Examine the material below. Gather every line in which the string "title" appears.

Start of Supplied data

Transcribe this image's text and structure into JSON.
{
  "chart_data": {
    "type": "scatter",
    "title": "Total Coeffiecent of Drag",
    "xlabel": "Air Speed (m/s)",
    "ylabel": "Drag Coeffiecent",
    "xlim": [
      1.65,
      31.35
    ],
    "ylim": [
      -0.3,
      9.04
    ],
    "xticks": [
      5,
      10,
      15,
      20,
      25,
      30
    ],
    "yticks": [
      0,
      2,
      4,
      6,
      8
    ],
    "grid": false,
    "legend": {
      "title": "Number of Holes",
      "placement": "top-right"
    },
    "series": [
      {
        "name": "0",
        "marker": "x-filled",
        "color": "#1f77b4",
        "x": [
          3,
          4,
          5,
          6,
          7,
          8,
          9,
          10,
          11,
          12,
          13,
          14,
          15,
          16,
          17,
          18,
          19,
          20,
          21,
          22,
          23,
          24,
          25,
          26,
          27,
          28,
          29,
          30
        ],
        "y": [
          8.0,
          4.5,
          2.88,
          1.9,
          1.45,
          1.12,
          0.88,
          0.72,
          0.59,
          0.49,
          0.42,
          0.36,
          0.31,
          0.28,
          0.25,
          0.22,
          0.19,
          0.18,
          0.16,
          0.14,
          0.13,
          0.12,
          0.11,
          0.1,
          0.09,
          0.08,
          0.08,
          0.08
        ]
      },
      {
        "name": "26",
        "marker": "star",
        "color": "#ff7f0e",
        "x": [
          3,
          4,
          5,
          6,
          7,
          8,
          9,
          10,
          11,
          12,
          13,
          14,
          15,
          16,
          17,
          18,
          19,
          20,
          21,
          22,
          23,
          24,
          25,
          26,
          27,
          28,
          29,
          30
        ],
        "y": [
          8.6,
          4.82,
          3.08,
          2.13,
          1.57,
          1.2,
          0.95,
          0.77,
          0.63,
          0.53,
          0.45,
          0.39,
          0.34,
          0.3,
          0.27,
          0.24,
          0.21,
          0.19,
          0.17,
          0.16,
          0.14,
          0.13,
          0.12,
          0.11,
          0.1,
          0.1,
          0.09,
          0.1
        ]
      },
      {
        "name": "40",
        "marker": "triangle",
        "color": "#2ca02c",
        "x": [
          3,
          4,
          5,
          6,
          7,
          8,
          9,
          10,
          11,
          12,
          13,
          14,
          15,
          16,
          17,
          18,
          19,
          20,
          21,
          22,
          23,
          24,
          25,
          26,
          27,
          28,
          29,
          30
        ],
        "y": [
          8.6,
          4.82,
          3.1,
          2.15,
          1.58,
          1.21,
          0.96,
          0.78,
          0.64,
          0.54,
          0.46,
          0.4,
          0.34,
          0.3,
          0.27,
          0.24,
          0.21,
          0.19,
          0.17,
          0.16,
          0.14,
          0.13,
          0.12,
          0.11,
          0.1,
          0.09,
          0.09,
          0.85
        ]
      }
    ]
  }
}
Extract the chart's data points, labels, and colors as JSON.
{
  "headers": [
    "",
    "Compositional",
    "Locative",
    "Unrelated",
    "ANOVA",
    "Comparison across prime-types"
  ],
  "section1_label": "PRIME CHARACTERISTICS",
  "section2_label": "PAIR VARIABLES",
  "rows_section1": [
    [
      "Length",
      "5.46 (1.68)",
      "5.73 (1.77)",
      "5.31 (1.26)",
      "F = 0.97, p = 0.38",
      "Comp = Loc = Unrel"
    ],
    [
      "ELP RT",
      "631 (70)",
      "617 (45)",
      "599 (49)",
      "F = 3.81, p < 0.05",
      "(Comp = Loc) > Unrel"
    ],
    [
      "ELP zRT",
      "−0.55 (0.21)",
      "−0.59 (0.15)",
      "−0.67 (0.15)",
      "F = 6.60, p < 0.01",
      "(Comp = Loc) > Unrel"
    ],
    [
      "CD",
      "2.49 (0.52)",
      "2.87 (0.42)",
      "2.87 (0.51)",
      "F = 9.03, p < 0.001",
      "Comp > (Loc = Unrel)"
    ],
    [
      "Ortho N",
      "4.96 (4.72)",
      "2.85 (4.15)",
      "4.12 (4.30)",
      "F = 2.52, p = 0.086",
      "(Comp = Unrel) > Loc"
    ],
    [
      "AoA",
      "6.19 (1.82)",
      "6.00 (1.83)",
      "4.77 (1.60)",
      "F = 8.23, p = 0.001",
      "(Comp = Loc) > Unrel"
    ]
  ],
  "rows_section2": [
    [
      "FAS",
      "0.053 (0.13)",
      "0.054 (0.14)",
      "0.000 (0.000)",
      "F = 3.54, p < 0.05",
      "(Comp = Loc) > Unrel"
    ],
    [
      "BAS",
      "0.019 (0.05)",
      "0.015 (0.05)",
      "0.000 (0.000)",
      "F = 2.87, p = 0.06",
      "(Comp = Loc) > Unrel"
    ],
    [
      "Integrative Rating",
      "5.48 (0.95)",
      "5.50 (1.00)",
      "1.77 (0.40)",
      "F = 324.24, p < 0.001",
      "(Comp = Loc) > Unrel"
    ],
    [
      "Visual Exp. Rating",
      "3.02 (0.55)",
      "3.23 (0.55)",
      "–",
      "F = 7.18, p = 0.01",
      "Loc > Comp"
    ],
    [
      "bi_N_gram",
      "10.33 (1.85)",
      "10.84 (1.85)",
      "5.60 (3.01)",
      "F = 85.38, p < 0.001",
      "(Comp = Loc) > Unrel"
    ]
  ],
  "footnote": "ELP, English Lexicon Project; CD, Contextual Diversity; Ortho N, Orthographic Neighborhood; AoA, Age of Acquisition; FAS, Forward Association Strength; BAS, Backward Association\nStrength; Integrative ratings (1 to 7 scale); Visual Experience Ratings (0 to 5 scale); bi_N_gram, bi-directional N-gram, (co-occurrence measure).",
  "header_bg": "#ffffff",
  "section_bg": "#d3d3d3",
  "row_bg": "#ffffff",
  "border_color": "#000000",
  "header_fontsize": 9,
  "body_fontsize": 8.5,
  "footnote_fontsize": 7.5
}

End of Supplied data

Final result
    "title": "Total Coeffiecent of Drag",
      "title": "Number of Holes",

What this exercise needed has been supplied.